### OBJECTIVE:
The entries below are to be repeated exactly as they stand.

[Collection entries]
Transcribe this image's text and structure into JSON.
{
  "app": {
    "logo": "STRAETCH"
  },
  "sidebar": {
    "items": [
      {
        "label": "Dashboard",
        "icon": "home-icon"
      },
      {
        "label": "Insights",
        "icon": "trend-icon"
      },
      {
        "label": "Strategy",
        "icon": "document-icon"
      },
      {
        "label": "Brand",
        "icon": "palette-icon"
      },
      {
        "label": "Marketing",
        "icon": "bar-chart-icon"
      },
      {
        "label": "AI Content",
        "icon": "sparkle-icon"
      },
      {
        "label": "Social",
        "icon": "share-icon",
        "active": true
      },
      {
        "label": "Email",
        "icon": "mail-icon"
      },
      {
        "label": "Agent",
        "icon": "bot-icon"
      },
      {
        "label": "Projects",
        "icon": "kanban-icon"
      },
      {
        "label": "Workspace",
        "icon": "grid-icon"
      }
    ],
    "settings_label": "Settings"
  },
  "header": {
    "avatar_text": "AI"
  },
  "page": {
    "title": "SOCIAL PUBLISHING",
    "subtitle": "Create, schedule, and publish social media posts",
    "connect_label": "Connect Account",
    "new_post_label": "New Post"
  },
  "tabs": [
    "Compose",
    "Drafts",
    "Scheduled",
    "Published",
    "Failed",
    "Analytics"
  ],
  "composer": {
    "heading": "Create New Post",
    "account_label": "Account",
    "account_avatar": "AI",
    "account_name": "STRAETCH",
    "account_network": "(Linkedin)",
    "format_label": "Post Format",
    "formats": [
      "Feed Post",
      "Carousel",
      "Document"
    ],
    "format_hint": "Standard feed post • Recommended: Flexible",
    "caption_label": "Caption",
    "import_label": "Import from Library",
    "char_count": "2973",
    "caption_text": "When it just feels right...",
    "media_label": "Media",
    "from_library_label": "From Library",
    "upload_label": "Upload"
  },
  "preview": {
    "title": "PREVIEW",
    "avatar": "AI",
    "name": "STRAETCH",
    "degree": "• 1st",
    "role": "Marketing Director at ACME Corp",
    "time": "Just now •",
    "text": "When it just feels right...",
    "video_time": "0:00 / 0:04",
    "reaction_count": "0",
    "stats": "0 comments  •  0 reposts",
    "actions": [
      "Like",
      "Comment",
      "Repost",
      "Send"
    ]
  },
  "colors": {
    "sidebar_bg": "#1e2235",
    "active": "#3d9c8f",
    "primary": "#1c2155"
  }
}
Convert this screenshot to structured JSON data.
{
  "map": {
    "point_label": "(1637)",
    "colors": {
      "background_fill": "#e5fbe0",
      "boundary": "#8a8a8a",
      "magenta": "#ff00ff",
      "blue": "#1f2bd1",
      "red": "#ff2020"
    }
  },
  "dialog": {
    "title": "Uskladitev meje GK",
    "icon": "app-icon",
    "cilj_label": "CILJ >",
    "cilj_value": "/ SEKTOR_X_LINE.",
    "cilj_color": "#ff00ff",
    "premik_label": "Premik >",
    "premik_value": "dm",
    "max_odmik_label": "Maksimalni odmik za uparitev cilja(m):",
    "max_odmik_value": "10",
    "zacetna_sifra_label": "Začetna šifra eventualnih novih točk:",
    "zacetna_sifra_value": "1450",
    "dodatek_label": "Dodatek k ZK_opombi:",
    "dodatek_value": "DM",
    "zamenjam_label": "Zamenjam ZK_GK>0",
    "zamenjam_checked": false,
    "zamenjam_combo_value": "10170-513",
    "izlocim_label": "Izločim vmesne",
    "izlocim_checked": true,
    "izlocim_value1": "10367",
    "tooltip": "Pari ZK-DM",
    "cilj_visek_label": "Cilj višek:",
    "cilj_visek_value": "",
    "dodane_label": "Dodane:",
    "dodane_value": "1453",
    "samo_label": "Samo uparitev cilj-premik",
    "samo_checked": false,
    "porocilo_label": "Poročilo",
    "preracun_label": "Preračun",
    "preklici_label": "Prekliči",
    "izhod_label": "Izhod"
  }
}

### WRITTEN SOLUTION:
Transcribe this image's text and structure into JSON.
{
  "app": {
    "logo": "STRAETCH"
  },
  "sidebar": {
    "items": [
      {
        "label": "Dashboard",
        "icon": "home-icon"
      },
      {
        "label": "Insights",
        "icon": "trend-icon"
      },
      {
        "label": "Strategy",
        "icon": "document-icon"
      },
      {
        "label": "Brand",
        "icon": "palette-icon"
      },
      {
        "label": "Marketing",
        "icon": "bar-chart-icon"
      },
      {
        "label": "AI Content",
        "icon": "sparkle-icon"
      },
      {
        "label": "Social",
        "icon": "share-icon",
        "active": true
      },
      {
        "label": "Email",
        "icon": "mail-icon"
      },
      {
        "label": "Agent",
        "icon": "bot-icon"
      },
      {
        "label": "Projects",
        "icon": "kanban-icon"
      },
      {
        "label": "Workspace",
        "icon": "grid-icon"
      }
    ],
    "settings_label": "Settings"
  },
  "header": {
    "avatar_text": "AI"
  },
  "page": {
    "title": "SOCIAL PUBLISHING",
    "subtitle": "Create, schedule, and publish social media posts",
    "connect_label": "Connect Account",
    "new_post_label": "New Post"
  },
  "tabs": [
    "Compose",
    "Drafts",
    "Scheduled",
    "Published",
    "Failed",
    "Analytics"
  ],
  "composer": {
    "heading": "Create New Post",
    "account_label": "Account",
    "account_avatar": "AI",
    "account_name": "STRAETCH",
    "account_network": "(Linkedin)",
    "format_label": "Post Format",
    "formats": [
      "Feed Post",
      "Carousel",
      "Document"
    ],
    "format_hint": "Standard feed post • Recommended: Flexible",
    "caption_label": "Caption",
    "import_label": "Import from Library",
    "char_count": "2973",
    "caption_text": "When it just feels right...",
    "media_label": "Media",
    "from_library_label": "From Library",
    "upload_label": "Upload"
  },
  "preview": {
    "title": "PREVIEW",
    "avatar": "AI",
    "name": "STRAETCH",
    "degree": "• 1st",
    "role": "Marketing Director at ACME Corp",
    "time": "Just now •",
    "text": "When it just feels right...",
    "video_time": "0:00 / 0:04",
    "reaction_count": "0",
    "stats": "0 comments  •  0 reposts",
    "actions": [
      "Like",
      "Comment",
      "Repost",
      "Send"
    ]
  },
  "colors": {
    "sidebar_bg": "#1e2235",
    "active": "#3d9c8f",
    "primary": "#1c2155"
  }
}
Convert this screenshot to structured JSON data.
{
  "map": {
    "point_label": "(1637)",
    "colors": {
      "background_fill": "#e5fbe0",
      "boundary": "#8a8a8a",
      "magenta": "#ff00ff",
      "blue": "#1f2bd1",
      "red": "#ff2020"
    }
  },
  "dialog": {
    "title": "Uskladitev meje GK",
    "icon": "app-icon",
    "cilj_label": "CILJ >",
    "cilj_value": "/ SEKTOR_X_LINE.",
    "cilj_color": "#ff00ff",
    "premik_label": "Premik >",
    "premik_value": "dm",
    "max_odmik_label": "Maksimalni odmik za uparitev cilja(m):",
    "max_odmik_value": "10",
    "zacetna_sifra_label": "Začetna šifra eventualnih novih točk:",
    "zacetna_sifra_value": "1450",
    "dodatek_label": "Dodatek k ZK_opombi:",
    "dodatek_value": "DM",
    "zamenjam_label": "Zamenjam ZK_GK>0",
    "zamenjam_checked": false,
    "zamenjam_combo_value": "10170-513",
    "izlocim_label": "Izločim vmesne",
    "izlocim_checked": true,
    "izlocim_value1": "10367",
    "tooltip": "Pari ZK-DM",
    "cilj_visek_label": "Cilj višek:",
    "cilj_visek_value": "",
    "dodane_label": "Dodane:",
    "dodane_value": "1453",
    "samo_label": "Samo uparitev cilj-premik",
    "samo_checked": false,
    "porocilo_label": "Poročilo",
    "preracun_label": "Preračun",
    "preklici_label": "Prekliči",
    "izhod_label": "Izhod"
  }
}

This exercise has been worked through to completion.